### Short exercise
Copy every line, leaving nothing out and adding nothing.

Collected data
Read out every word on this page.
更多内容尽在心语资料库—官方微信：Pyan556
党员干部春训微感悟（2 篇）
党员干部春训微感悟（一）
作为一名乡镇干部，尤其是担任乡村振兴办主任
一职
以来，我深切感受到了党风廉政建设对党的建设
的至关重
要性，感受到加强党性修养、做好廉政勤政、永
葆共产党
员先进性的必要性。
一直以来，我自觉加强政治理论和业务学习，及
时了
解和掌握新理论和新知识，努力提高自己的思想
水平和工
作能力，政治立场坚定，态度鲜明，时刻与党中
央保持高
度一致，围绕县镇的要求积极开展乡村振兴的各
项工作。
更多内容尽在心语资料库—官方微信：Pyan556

### Finished exercise
Read out every word on this page.
更多内容尽在心语资料库—官方微信：Pyan556
党员干部春训微感悟（2 篇）
党员干部春训微感悟（一）
作为一名乡镇干部，尤其是担任乡村振兴办主任
一职
以来，我深切感受到了党风廉政建设对党的建设
的至关重
要性，感受到加强党性修养、做好廉政勤政、永
葆共产党
员先进性的必要性。
一直以来，我自觉加强政治理论和业务学习，及
时了
解和掌握新理论和新知识，努力提高自己的思想
水平和工
作能力，政治立场坚定，态度鲜明，时刻与党中
央保持高
度一致，围绕县镇的要求积极开展乡村振兴的各
项工作。
更多内容尽在心语资料库—官方微信：Pyan556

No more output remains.